* start Exercise materials *

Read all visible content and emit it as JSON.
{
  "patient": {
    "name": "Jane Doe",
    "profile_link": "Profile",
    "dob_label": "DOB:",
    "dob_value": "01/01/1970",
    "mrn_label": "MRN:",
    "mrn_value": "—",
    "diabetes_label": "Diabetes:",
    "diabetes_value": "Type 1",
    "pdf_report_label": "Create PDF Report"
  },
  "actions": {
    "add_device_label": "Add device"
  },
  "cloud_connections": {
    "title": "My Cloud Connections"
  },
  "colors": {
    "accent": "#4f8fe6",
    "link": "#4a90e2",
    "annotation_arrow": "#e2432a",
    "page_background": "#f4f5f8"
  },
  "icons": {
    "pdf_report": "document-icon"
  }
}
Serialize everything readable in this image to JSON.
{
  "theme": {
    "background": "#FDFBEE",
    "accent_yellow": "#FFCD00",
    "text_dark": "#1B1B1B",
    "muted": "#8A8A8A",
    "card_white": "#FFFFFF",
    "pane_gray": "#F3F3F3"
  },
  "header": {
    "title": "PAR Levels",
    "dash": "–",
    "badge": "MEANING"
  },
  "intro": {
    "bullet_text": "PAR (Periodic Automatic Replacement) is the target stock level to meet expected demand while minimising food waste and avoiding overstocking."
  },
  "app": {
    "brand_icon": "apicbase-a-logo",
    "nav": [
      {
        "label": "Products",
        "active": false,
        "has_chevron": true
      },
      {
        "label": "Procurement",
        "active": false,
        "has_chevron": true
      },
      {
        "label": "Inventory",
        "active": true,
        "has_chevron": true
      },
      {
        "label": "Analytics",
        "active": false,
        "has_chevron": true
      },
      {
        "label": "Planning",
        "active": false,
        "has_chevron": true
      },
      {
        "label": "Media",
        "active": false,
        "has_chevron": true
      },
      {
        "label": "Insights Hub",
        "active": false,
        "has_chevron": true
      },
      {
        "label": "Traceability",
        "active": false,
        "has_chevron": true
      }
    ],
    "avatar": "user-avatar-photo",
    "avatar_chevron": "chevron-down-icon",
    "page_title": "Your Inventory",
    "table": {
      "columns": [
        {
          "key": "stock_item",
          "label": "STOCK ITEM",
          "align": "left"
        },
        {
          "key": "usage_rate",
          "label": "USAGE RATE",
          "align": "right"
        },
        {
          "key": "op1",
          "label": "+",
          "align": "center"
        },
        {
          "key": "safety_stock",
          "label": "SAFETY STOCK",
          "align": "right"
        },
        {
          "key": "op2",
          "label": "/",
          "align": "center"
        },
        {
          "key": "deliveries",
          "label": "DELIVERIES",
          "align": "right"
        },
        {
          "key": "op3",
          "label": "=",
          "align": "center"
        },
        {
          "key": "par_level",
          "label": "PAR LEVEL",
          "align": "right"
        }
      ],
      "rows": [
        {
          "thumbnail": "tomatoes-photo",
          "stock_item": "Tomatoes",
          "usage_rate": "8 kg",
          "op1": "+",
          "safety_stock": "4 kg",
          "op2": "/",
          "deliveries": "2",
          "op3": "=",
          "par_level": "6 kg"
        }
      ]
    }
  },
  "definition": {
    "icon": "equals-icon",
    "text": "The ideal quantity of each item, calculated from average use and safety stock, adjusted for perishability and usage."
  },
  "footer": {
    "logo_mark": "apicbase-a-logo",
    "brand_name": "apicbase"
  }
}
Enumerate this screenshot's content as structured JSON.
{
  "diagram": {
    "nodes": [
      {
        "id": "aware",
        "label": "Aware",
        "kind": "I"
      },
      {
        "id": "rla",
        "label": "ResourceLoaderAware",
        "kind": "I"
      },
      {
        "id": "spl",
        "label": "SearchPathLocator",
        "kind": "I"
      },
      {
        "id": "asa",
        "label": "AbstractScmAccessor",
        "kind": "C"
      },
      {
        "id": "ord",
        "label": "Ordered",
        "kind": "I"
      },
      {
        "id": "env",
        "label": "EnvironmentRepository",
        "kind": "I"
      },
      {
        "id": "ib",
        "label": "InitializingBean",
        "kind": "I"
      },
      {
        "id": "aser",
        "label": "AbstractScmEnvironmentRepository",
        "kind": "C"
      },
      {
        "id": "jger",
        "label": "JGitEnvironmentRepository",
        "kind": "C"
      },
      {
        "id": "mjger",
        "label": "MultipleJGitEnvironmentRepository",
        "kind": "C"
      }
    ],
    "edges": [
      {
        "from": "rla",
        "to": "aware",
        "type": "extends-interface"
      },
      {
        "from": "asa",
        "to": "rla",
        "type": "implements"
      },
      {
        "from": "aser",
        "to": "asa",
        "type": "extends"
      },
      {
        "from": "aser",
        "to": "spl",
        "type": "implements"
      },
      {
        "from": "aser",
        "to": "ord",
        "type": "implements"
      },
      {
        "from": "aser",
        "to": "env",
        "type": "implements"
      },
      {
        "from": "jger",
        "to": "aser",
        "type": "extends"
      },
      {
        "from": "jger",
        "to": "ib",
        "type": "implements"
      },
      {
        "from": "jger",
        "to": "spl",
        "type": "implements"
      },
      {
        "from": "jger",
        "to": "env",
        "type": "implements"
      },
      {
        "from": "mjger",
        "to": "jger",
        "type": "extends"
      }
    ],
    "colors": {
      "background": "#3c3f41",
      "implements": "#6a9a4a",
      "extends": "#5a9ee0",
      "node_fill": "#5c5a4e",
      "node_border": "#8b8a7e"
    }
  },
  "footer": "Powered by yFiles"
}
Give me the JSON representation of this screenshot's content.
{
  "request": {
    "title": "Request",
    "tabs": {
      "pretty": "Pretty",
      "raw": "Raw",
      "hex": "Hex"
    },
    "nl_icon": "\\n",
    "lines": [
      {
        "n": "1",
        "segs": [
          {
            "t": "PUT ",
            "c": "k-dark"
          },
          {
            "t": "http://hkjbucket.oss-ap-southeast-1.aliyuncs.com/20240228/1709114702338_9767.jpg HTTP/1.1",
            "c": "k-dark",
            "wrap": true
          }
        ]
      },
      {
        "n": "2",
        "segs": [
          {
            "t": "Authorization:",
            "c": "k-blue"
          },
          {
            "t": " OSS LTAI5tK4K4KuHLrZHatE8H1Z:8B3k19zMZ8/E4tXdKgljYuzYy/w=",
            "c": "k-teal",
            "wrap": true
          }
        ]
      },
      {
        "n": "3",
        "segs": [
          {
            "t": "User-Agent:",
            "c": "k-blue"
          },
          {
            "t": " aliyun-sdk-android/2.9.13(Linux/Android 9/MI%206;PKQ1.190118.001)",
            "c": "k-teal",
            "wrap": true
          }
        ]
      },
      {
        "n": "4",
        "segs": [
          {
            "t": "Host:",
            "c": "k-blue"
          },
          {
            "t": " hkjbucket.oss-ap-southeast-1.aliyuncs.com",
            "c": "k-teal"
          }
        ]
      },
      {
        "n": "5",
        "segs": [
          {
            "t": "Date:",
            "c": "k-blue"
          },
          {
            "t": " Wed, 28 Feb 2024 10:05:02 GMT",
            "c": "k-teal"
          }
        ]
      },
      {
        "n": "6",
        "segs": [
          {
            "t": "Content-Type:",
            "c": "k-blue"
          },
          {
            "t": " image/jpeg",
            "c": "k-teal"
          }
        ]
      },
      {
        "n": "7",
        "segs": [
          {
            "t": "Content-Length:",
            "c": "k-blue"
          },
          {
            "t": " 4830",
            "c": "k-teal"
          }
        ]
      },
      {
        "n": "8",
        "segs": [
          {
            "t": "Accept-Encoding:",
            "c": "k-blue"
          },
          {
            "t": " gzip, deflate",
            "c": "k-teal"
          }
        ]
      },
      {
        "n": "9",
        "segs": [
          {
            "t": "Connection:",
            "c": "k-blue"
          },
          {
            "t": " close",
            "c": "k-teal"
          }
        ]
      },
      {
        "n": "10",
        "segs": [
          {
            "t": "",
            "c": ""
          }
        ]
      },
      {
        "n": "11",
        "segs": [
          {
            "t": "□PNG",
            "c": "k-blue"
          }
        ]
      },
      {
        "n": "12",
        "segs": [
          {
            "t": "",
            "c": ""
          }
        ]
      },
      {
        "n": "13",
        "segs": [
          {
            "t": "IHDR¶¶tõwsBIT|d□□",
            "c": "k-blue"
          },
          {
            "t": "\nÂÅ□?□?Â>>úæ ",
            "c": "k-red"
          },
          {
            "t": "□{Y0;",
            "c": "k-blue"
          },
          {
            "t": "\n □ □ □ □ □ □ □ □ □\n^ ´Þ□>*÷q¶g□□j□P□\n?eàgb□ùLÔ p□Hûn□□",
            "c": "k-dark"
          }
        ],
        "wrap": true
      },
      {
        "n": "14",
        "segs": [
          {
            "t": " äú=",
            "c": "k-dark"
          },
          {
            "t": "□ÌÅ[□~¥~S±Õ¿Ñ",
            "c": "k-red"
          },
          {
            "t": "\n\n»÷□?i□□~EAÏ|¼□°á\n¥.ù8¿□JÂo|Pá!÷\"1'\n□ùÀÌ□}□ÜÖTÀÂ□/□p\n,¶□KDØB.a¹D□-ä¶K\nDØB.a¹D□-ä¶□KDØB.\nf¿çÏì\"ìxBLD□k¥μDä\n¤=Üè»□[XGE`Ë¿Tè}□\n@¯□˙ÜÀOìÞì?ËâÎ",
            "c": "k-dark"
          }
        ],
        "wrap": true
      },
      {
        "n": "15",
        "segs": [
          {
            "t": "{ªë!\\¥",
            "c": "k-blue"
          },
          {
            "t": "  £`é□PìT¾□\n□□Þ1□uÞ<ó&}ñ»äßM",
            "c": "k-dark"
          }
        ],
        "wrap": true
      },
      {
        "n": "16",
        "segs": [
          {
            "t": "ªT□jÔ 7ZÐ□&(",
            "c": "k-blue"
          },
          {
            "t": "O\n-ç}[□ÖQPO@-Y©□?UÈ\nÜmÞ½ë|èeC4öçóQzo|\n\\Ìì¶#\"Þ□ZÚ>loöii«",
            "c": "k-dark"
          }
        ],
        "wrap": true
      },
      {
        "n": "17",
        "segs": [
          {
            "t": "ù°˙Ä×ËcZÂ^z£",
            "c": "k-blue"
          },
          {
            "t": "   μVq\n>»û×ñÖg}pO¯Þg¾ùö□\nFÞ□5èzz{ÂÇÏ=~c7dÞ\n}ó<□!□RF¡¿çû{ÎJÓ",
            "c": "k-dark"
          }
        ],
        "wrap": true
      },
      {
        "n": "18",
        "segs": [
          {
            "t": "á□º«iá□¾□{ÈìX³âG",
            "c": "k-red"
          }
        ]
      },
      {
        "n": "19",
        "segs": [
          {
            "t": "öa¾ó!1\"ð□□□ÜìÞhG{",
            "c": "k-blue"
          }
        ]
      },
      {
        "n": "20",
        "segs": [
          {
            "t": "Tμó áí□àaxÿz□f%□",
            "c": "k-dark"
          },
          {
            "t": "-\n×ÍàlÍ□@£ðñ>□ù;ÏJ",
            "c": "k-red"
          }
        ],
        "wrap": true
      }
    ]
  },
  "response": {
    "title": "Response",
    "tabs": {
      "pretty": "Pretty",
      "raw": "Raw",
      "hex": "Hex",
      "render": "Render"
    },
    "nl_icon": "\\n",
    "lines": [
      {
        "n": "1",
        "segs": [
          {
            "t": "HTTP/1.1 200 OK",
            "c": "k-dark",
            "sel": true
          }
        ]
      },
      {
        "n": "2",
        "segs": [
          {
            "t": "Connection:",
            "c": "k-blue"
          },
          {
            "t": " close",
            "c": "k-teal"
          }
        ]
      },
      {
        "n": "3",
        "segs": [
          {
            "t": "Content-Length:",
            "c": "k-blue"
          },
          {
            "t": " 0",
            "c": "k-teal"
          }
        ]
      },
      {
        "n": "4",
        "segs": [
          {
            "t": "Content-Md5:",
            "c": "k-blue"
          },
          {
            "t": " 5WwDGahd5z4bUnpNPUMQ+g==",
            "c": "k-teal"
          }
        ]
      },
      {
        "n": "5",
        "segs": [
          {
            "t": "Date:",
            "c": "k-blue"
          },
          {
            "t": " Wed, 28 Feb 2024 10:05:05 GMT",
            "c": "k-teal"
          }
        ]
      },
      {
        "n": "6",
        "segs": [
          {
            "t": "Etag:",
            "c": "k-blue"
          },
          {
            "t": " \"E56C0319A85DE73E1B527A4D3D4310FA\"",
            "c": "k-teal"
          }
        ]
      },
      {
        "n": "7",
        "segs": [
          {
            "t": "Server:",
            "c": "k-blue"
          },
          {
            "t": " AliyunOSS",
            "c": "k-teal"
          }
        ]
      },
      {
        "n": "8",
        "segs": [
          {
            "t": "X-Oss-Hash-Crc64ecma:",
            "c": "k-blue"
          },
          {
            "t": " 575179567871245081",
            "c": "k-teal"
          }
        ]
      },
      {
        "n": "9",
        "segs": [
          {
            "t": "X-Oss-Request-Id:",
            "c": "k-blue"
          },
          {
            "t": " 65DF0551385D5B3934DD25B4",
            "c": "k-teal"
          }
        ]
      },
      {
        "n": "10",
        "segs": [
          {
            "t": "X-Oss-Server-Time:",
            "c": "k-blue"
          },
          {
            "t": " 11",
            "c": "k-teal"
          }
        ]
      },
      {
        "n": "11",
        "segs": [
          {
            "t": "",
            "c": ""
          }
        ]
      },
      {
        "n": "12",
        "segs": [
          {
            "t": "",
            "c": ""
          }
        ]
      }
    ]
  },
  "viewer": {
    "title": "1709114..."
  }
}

* end Exercise materials *

__Aim of the exercise__
Gather up the lines containing the word "image" from these records and copy them.

__Finished answer__
Serialize everything readable in this image to JSON.
            "t": " image/jpeg",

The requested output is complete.